Aim of the exercise
Output every entry exactly as written, but omit the pictures.

Extracted material
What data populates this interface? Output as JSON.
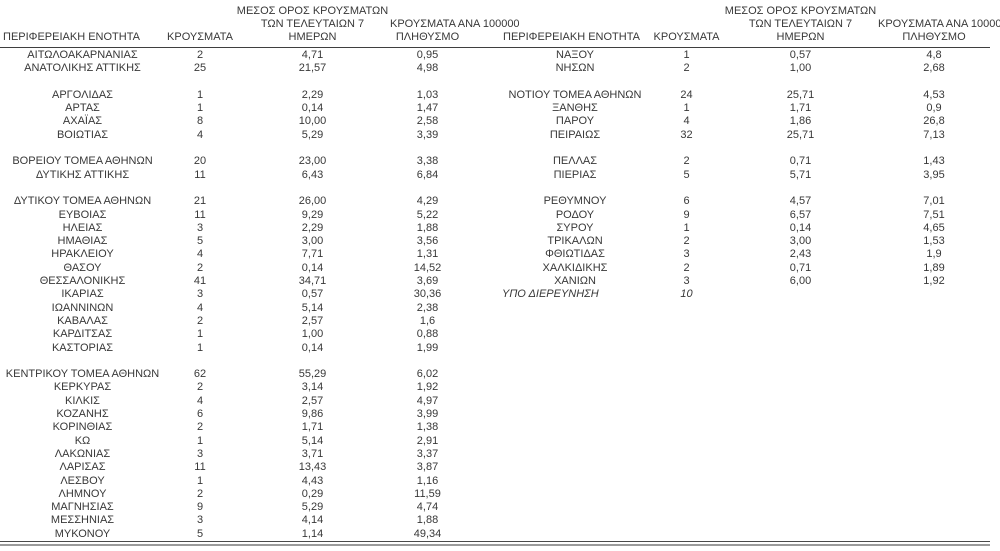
{
  "page": {
    "background": "#ffffff",
    "text_color": "#383838",
    "header_rule_color": "#3f3f3f",
    "bottom_rule_dark": "#4a4a4a",
    "bottom_rule_gray": "#9b9b9b"
  },
  "columns": {
    "region": "ΠΕΡΙΦΕΡΕΙΑΚΗ ΕΝΟΤΗΤΑ",
    "cases": "ΚΡΟΥΣΜΑΤΑ",
    "avg7_lines": [
      "ΜΕΣΟΣ ΟΡΟΣ ΚΡΟΥΣΜΑΤΩΝ",
      "ΤΩΝ ΤΕΛΕΥΤΑΙΩΝ 7",
      "ΗΜΕΡΩΝ"
    ],
    "per100k_lines": [
      "ΚΡΟΥΣΜΑΤΑ ΑΝΑ 100000",
      "ΠΛΗΘΥΣΜΟ"
    ]
  },
  "left_table": {
    "rows": [
      {
        "cells": [
          "ΑΙΤΩΛΟΑΚΑΡΝΑΝΙΑΣ",
          "2",
          "4,71",
          "0,95"
        ]
      },
      {
        "cells": [
          "ΑΝΑΤΟΛΙΚΗΣ ΑΤΤΙΚΗΣ",
          "25",
          "21,57",
          "4,98"
        ]
      },
      {
        "blank": true
      },
      {
        "cells": [
          "ΑΡΓΟΛΙΔΑΣ",
          "1",
          "2,29",
          "1,03"
        ]
      },
      {
        "cells": [
          "ΑΡΤΑΣ",
          "1",
          "0,14",
          "1,47"
        ]
      },
      {
        "cells": [
          "ΑΧΑΪΑΣ",
          "8",
          "10,00",
          "2,58"
        ]
      },
      {
        "cells": [
          "ΒΟΙΩΤΙΑΣ",
          "4",
          "5,29",
          "3,39"
        ]
      },
      {
        "blank": true
      },
      {
        "cells": [
          "ΒΟΡΕΙΟΥ ΤΟΜΕΑ ΑΘΗΝΩΝ",
          "20",
          "23,00",
          "3,38"
        ]
      },
      {
        "cells": [
          "ΔΥΤΙΚΗΣ ΑΤΤΙΚΗΣ",
          "11",
          "6,43",
          "6,84"
        ]
      },
      {
        "blank": true
      },
      {
        "cells": [
          "ΔΥΤΙΚΟΥ ΤΟΜΕΑ ΑΘΗΝΩΝ",
          "21",
          "26,00",
          "4,29"
        ]
      },
      {
        "cells": [
          "ΕΥΒΟΙΑΣ",
          "11",
          "9,29",
          "5,22"
        ]
      },
      {
        "cells": [
          "ΗΛΕΙΑΣ",
          "3",
          "2,29",
          "1,88"
        ]
      },
      {
        "cells": [
          "ΗΜΑΘΙΑΣ",
          "5",
          "3,00",
          "3,56"
        ]
      },
      {
        "cells": [
          "ΗΡΑΚΛΕΙΟΥ",
          "4",
          "7,71",
          "1,31"
        ]
      },
      {
        "cells": [
          "ΘΑΣΟΥ",
          "2",
          "0,14",
          "14,52"
        ]
      },
      {
        "cells": [
          "ΘΕΣΣΑΛΟΝΙΚΗΣ",
          "41",
          "34,71",
          "3,69"
        ]
      },
      {
        "cells": [
          "ΙΚΑΡΙΑΣ",
          "3",
          "0,57",
          "30,36"
        ]
      },
      {
        "cells": [
          "ΙΩΑΝΝΙΝΩΝ",
          "4",
          "5,14",
          "2,38"
        ]
      },
      {
        "cells": [
          "ΚΑΒΑΛΑΣ",
          "2",
          "2,57",
          "1,6"
        ]
      },
      {
        "cells": [
          "ΚΑΡΔΙΤΣΑΣ",
          "1",
          "1,00",
          "0,88"
        ]
      },
      {
        "cells": [
          "ΚΑΣΤΟΡΙΑΣ",
          "1",
          "0,14",
          "1,99"
        ]
      },
      {
        "blank": true
      },
      {
        "cells": [
          "ΚΕΝΤΡΙΚΟΥ ΤΟΜΕΑ ΑΘΗΝΩΝ",
          "62",
          "55,29",
          "6,02"
        ]
      },
      {
        "cells": [
          "ΚΕΡΚΥΡΑΣ",
          "2",
          "3,14",
          "1,92"
        ]
      },
      {
        "cells": [
          "ΚΙΛΚΙΣ",
          "4",
          "2,57",
          "4,97"
        ]
      },
      {
        "cells": [
          "ΚΟΖΑΝΗΣ",
          "6",
          "9,86",
          "3,99"
        ]
      },
      {
        "cells": [
          "ΚΟΡΙΝΘΙΑΣ",
          "2",
          "1,71",
          "1,38"
        ]
      },
      {
        "cells": [
          "ΚΩ",
          "1",
          "5,14",
          "2,91"
        ]
      },
      {
        "cells": [
          "ΛΑΚΩΝΙΑΣ",
          "3",
          "3,71",
          "3,37"
        ]
      },
      {
        "cells": [
          "ΛΑΡΙΣΑΣ",
          "11",
          "13,43",
          "3,87"
        ]
      },
      {
        "cells": [
          "ΛΕΣΒΟΥ",
          "1",
          "4,43",
          "1,16"
        ]
      },
      {
        "cells": [
          "ΛΗΜΝΟΥ",
          "2",
          "0,29",
          "11,59"
        ]
      },
      {
        "cells": [
          "ΜΑΓΝΗΣΙΑΣ",
          "9",
          "5,29",
          "4,74"
        ]
      },
      {
        "cells": [
          "ΜΕΣΣΗΝΙΑΣ",
          "3",
          "4,14",
          "1,88"
        ]
      },
      {
        "cells": [
          "ΜΥΚΟΝΟΥ",
          "5",
          "1,14",
          "49,34"
        ]
      }
    ]
  },
  "right_table": {
    "rows": [
      {
        "cells": [
          "ΝΑΞΟΥ",
          "1",
          "0,57",
          "4,8"
        ]
      },
      {
        "cells": [
          "ΝΗΣΩΝ",
          "2",
          "1,00",
          "2,68"
        ]
      },
      {
        "blank": true
      },
      {
        "cells": [
          "ΝΟΤΙΟΥ ΤΟΜΕΑ ΑΘΗΝΩΝ",
          "24",
          "25,71",
          "4,53"
        ]
      },
      {
        "cells": [
          "ΞΑΝΘΗΣ",
          "1",
          "1,71",
          "0,9"
        ]
      },
      {
        "cells": [
          "ΠΑΡΟΥ",
          "4",
          "1,86",
          "26,8"
        ]
      },
      {
        "cells": [
          "ΠΕΙΡΑΙΩΣ",
          "32",
          "25,71",
          "7,13"
        ]
      },
      {
        "blank": true
      },
      {
        "cells": [
          "ΠΕΛΛΑΣ",
          "2",
          "0,71",
          "1,43"
        ]
      },
      {
        "cells": [
          "ΠΙΕΡΙΑΣ",
          "5",
          "5,71",
          "3,95"
        ]
      },
      {
        "blank": true
      },
      {
        "cells": [
          "ΡΕΘΥΜΝΟΥ",
          "6",
          "4,57",
          "7,01"
        ]
      },
      {
        "cells": [
          "ΡΟΔΟΥ",
          "9",
          "6,57",
          "7,51"
        ]
      },
      {
        "cells": [
          "ΣΥΡΟΥ",
          "1",
          "0,14",
          "4,65"
        ]
      },
      {
        "cells": [
          "ΤΡΙΚΑΛΩΝ",
          "2",
          "3,00",
          "1,53"
        ]
      },
      {
        "cells": [
          "ΦΘΙΩΤΙΔΑΣ",
          "3",
          "2,43",
          "1,9"
        ]
      },
      {
        "cells": [
          "ΧΑΛΚΙΔΙΚΗΣ",
          "2",
          "0,71",
          "1,89"
        ]
      },
      {
        "cells": [
          "ΧΑΝΙΩΝ",
          "3",
          "6,00",
          "1,92"
        ]
      },
      {
        "cells": [
          "ΥΠΟ ΔΙΕΡΕΥΝΗΣΗ",
          "10",
          "",
          ""
        ],
        "italic": true
      }
    ]
  }
}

Exercise solution
What data populates this interface? Output as JSON.
{
  "page": {
    "background": "#ffffff",
    "text_color": "#383838",
    "header_rule_color": "#3f3f3f",
    "bottom_rule_dark": "#4a4a4a",
    "bottom_rule_gray": "#9b9b9b"
  },
  "columns": {
    "region": "ΠΕΡΙΦΕΡΕΙΑΚΗ ΕΝΟΤΗΤΑ",
    "cases": "ΚΡΟΥΣΜΑΤΑ",
    "avg7_lines": [
      "ΜΕΣΟΣ ΟΡΟΣ ΚΡΟΥΣΜΑΤΩΝ",
      "ΤΩΝ ΤΕΛΕΥΤΑΙΩΝ 7",
      "ΗΜΕΡΩΝ"
    ],
    "per100k_lines": [
      "ΚΡΟΥΣΜΑΤΑ ΑΝΑ 100000",
      "ΠΛΗΘΥΣΜΟ"
    ]
  },
  "left_table": {
    "rows": [
      {
        "cells": [
          "ΑΙΤΩΛΟΑΚΑΡΝΑΝΙΑΣ",
          "2",
          "4,71",
          "0,95"
        ]
      },
      {
        "cells": [
          "ΑΝΑΤΟΛΙΚΗΣ ΑΤΤΙΚΗΣ",
          "25",
          "21,57",
          "4,98"
        ]
      },
      {
        "blank": true
      },
      {
        "cells": [
          "ΑΡΓΟΛΙΔΑΣ",
          "1",
          "2,29",
          "1,03"
        ]
      },
      {
        "cells": [
          "ΑΡΤΑΣ",
          "1",
          "0,14",
          "1,47"
        ]
      },
      {
        "cells": [
          "ΑΧΑΪΑΣ",
          "8",
          "10,00",
          "2,58"
        ]
      },
      {
        "cells": [
          "ΒΟΙΩΤΙΑΣ",
          "4",
          "5,29",
          "3,39"
        ]
      },
      {
        "blank": true
      },
      {
        "cells": [
          "ΒΟΡΕΙΟΥ ΤΟΜΕΑ ΑΘΗΝΩΝ",
          "20",
          "23,00",
          "3,38"
        ]
      },
      {
        "cells": [
          "ΔΥΤΙΚΗΣ ΑΤΤΙΚΗΣ",
          "11",
          "6,43",
          "6,84"
        ]
      },
      {
        "blank": true
      },
      {
        "cells": [
          "ΔΥΤΙΚΟΥ ΤΟΜΕΑ ΑΘΗΝΩΝ",
          "21",
          "26,00",
          "4,29"
        ]
      },
      {
        "cells": [
          "ΕΥΒΟΙΑΣ",
          "11",
          "9,29",
          "5,22"
        ]
      },
      {
        "cells": [
          "ΗΛΕΙΑΣ",
          "3",
          "2,29",
          "1,88"
        ]
      },
      {
        "cells": [
          "ΗΜΑΘΙΑΣ",
          "5",
          "3,00",
          "3,56"
        ]
      },
      {
        "cells": [
          "ΗΡΑΚΛΕΙΟΥ",
          "4",
          "7,71",
          "1,31"
        ]
      },
      {
        "cells": [
          "ΘΑΣΟΥ",
          "2",
          "0,14",
          "14,52"
        ]
      },
      {
        "cells": [
          "ΘΕΣΣΑΛΟΝΙΚΗΣ",
          "41",
          "34,71",
          "3,69"
        ]
      },
      {
        "cells": [
          "ΙΚΑΡΙΑΣ",
          "3",
          "0,57",
          "30,36"
        ]
      },
      {
        "cells": [
          "ΙΩΑΝΝΙΝΩΝ",
          "4",
          "5,14",
          "2,38"
        ]
      },
      {
        "cells": [
          "ΚΑΒΑΛΑΣ",
          "2",
          "2,57",
          "1,6"
        ]
      },
      {
        "cells": [
          "ΚΑΡΔΙΤΣΑΣ",
          "1",
          "1,00",
          "0,88"
        ]
      },
      {
        "cells": [
          "ΚΑΣΤΟΡΙΑΣ",
          "1",
          "0,14",
          "1,99"
        ]
      },
      {
        "blank": true
      },
      {
        "cells": [
          "ΚΕΝΤΡΙΚΟΥ ΤΟΜΕΑ ΑΘΗΝΩΝ",
          "62",
          "55,29",
          "6,02"
        ]
      },
      {
        "cells": [
          "ΚΕΡΚΥΡΑΣ",
          "2",
          "3,14",
          "1,92"
        ]
      },
      {
        "cells": [
          "ΚΙΛΚΙΣ",
          "4",
          "2,57",
          "4,97"
        ]
      },
      {
        "cells": [
          "ΚΟΖΑΝΗΣ",
          "6",
          "9,86",
          "3,99"
        ]
      },
      {
        "cells": [
          "ΚΟΡΙΝΘΙΑΣ",
          "2",
          "1,71",
          "1,38"
        ]
      },
      {
        "cells": [
          "ΚΩ",
          "1",
          "5,14",
          "2,91"
        ]
      },
      {
        "cells": [
          "ΛΑΚΩΝΙΑΣ",
          "3",
          "3,71",
          "3,37"
        ]
      },
      {
        "cells": [
          "ΛΑΡΙΣΑΣ",
          "11",
          "13,43",
          "3,87"
        ]
      },
      {
        "cells": [
          "ΛΕΣΒΟΥ",
          "1",
          "4,43",
          "1,16"
        ]
      },
      {
        "cells": [
          "ΛΗΜΝΟΥ",
          "2",
          "0,29",
          "11,59"
        ]
      },
      {
        "cells": [
          "ΜΑΓΝΗΣΙΑΣ",
          "9",
          "5,29",
          "4,74"
        ]
      },
      {
        "cells": [
          "ΜΕΣΣΗΝΙΑΣ",
          "3",
          "4,14",
          "1,88"
        ]
      },
      {
        "cells": [
          "ΜΥΚΟΝΟΥ",
          "5",
          "1,14",
          "49,34"
        ]
      }
    ]
  },
  "right_table": {
    "rows": [
      {
        "cells": [
          "ΝΑΞΟΥ",
          "1",
          "0,57",
          "4,8"
        ]
      },
      {
        "cells": [
          "ΝΗΣΩΝ",
          "2",
          "1,00",
          "2,68"
        ]
      },
      {
        "blank": true
      },
      {
        "cells": [
          "ΝΟΤΙΟΥ ΤΟΜΕΑ ΑΘΗΝΩΝ",
          "24",
          "25,71",
          "4,53"
        ]
      },
      {
        "cells": [
          "ΞΑΝΘΗΣ",
          "1",
          "1,71",
          "0,9"
        ]
      },
      {
        "cells": [
          "ΠΑΡΟΥ",
          "4",
          "1,86",
          "26,8"
        ]
      },
      {
        "cells": [
          "ΠΕΙΡΑΙΩΣ",
          "32",
          "25,71",
          "7,13"
        ]
      },
      {
        "blank": true
      },
      {
        "cells": [
          "ΠΕΛΛΑΣ",
          "2",
          "0,71",
          "1,43"
        ]
      },
      {
        "cells": [
          "ΠΙΕΡΙΑΣ",
          "5",
          "5,71",
          "3,95"
        ]
      },
      {
        "blank": true
      },
      {
        "cells": [
          "ΡΕΘΥΜΝΟΥ",
          "6",
          "4,57",
          "7,01"
        ]
      },
      {
        "cells": [
          "ΡΟΔΟΥ",
          "9",
          "6,57",
          "7,51"
        ]
      },
      {
        "cells": [
          "ΣΥΡΟΥ",
          "1",
          "0,14",
          "4,65"
        ]
      },
      {
        "cells": [
          "ΤΡΙΚΑΛΩΝ",
          "2",
          "3,00",
          "1,53"
        ]
      },
      {
        "cells": [
          "ΦΘΙΩΤΙΔΑΣ",
          "3",
          "2,43",
          "1,9"
        ]
      },
      {
        "cells": [
          "ΧΑΛΚΙΔΙΚΗΣ",
          "2",
          "0,71",
          "1,89"
        ]
      },
      {
        "cells": [
          "ΧΑΝΙΩΝ",
          "3",
          "6,00",
          "1,92"
        ]
      },
      {
        "cells": [
          "ΥΠΟ ΔΙΕΡΕΥΝΗΣΗ",
          "10",
          "",
          ""
        ],
        "italic": true
      }
    ]
  }
}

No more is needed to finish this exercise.